## Page excerpt
ForwardDiff.jl
ForwardDiff.jl copied to clipboard
confused by this root finding example
I have some code which calls a root finding step, via the Roots package that I'd like to be able to differentiate. It appears that whether ForwardDiff "works" in this setting depends on some subtlety that I don't quite understand.
For an MWE, consider finding the (unique) root of the cubic function f(x, k) = (x-k)^3 which has a root at x = k. Let g1(k) = find_zero(x -> f(x, k), [k-1.0,k+1.0]) and similarly let g2(k) = find_zero(x -> f(x, k), [10.0,+10.0]). Note that for values of k between -10 to +10, g1(k) == g2(k). In this range, the only difference between g1 and g2 is that the root finding step in g1 is "aware" of the value of k to look for, via the bounds I have provided, whereas it is ignorant of them in g2. For values of k in this range, the derivatives of g1 and g2 are identical, and equal to 1.0. However, I am seeing that ForwardDiff thinks the derivative of g2 is zero, while it finds the derivative of g1 to be 1.0:
Using Roots, ForwardDiff, FiniteDiff
g0(x,k) = (x-k)^3
g1(k) = find_zero(x -> g0(x,k), [-10.0, +10.0])
g2(k) = find_zero(x -> g0(x,k), [-1.0 * k, +1.0 * k])

## What you need to do
**A.** In the ForwardDiff root-finding post, why does the poster expect the derivatives of g1 and g2 to match for k between -10 and +10? Answer in one to three sentences.
**B.** Proceed with the ForwardDiff root-finding post, starting right after the line that defines g2.
The items after this point come from a separate source, not from the ForwardDiff root-finding post.

## Data listing

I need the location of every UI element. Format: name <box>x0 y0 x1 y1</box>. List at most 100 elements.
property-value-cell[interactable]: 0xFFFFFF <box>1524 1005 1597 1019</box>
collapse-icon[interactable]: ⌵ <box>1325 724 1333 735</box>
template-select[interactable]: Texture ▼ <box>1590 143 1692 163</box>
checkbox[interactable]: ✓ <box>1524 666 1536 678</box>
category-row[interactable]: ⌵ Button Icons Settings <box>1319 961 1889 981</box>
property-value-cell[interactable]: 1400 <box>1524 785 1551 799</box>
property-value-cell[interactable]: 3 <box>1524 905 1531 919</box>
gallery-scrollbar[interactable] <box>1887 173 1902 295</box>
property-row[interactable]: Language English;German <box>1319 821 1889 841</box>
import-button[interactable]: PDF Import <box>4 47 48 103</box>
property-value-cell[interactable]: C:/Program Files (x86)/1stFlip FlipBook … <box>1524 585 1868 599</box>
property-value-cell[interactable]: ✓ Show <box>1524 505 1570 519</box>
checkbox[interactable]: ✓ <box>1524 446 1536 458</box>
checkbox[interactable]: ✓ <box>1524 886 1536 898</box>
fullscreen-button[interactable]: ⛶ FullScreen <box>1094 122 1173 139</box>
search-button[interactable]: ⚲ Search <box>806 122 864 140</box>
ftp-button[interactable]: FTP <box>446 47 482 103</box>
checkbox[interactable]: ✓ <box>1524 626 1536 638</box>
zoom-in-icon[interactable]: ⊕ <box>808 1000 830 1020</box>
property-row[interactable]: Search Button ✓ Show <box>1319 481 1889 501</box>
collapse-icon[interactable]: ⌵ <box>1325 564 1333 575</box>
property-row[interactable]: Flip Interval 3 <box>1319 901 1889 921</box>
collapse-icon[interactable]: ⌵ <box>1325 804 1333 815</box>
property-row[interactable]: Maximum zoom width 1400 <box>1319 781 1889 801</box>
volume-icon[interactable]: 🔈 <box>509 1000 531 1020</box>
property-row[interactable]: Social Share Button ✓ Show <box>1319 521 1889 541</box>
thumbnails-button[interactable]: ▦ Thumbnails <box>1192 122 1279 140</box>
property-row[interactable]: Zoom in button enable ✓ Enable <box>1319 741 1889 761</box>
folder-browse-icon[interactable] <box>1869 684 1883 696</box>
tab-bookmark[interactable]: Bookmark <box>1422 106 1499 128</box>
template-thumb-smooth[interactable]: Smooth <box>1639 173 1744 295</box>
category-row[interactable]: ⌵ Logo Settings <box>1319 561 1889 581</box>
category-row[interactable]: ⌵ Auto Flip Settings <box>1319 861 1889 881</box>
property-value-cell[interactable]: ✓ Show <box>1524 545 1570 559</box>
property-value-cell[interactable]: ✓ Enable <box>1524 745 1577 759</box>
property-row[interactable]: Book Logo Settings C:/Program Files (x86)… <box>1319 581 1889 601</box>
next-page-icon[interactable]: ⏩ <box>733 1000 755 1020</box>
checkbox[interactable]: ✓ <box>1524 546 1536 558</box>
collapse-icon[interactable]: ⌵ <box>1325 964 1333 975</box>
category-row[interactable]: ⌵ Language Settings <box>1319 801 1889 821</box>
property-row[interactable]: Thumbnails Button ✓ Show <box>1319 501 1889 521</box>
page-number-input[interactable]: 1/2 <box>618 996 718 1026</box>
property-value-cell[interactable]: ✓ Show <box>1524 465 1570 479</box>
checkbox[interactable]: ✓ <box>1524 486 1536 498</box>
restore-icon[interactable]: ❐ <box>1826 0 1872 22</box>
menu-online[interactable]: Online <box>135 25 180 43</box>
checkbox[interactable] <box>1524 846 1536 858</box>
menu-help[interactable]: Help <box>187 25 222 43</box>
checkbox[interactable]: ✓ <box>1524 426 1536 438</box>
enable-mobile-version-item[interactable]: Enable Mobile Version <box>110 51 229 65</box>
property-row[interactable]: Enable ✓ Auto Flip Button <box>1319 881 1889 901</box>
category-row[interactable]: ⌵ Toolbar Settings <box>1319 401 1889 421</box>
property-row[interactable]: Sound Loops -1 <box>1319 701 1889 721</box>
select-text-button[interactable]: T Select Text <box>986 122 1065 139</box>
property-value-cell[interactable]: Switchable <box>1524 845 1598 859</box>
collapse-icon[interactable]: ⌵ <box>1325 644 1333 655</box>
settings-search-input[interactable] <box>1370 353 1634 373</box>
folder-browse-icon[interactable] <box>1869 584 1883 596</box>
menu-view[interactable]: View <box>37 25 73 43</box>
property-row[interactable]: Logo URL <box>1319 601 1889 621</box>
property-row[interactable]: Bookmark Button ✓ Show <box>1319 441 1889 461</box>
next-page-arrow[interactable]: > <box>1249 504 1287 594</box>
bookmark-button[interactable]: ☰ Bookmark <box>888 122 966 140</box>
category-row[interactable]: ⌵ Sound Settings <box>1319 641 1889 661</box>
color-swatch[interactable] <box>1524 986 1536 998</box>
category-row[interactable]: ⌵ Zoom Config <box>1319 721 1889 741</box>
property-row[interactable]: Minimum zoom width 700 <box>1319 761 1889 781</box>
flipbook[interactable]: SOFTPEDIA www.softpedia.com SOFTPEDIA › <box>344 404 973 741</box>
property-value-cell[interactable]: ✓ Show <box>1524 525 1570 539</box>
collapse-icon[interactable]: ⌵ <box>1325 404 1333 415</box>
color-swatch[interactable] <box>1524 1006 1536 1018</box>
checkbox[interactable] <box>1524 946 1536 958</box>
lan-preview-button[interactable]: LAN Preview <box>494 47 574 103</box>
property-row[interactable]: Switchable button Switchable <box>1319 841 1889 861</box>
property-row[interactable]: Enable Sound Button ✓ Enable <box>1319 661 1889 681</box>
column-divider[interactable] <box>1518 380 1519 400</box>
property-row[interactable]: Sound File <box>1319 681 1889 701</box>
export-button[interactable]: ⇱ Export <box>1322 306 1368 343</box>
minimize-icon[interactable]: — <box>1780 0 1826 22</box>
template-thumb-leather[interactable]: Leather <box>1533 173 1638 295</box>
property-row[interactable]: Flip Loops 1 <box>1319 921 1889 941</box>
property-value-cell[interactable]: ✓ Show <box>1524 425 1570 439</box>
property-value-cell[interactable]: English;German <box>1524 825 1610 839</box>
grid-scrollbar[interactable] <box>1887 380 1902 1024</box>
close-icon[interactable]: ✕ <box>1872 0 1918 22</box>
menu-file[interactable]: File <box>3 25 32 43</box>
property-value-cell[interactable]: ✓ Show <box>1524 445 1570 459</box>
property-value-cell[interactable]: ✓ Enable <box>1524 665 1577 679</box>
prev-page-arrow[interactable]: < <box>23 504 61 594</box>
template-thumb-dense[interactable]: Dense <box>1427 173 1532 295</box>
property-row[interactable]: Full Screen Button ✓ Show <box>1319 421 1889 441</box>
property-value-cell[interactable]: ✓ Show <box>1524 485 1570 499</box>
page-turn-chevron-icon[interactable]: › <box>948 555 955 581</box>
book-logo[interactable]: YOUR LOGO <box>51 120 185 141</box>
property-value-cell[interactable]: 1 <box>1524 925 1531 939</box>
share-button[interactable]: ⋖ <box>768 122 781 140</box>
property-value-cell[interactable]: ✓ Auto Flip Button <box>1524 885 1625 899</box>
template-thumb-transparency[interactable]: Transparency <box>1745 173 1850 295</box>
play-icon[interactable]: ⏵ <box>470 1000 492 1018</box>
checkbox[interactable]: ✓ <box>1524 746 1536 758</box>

## Task answers
**A.** In that range, g1(k) and g2(k) return the same root, x = k, of (x-k)^3. The only difference is whether the root-finding step knows k through the bounds provided. So the two functions are identical there, and both derivatives equal 1.0.

**B.**
Julia reports that the functions are the same, and do vary with the input in the expected way:
ulia> g1(3)
3.0
julia> g2(3)
3.0
julia> g1(4)
4.0
julia> g2(4)
4.0
However, the ForwardDiff gradients are different:
julia> ForwardDiff.derivative(g1, 3.0)
0.0
julia> ForwardDiff.derivative(g2, 3.0)
1.0
Note that FiniteDiff works fine here (up to numerical approximation):
julia> FiniteDiff.finite_difference_derivative(g1, 3.0)
0.9999999999991082
julia> FiniteDiff.finite_difference_derivative(g2, 3.0)
0.9999999999991082
Thanks in advance for any suggestions the ForwardDiff team has in understanding this difference.
Maybe that's actually a problem with Roots and the same problem as described in https://github.com/JuliaMath/Roots.jl/issues/314 (ForwardDiff derivative depends on the number of iterations)?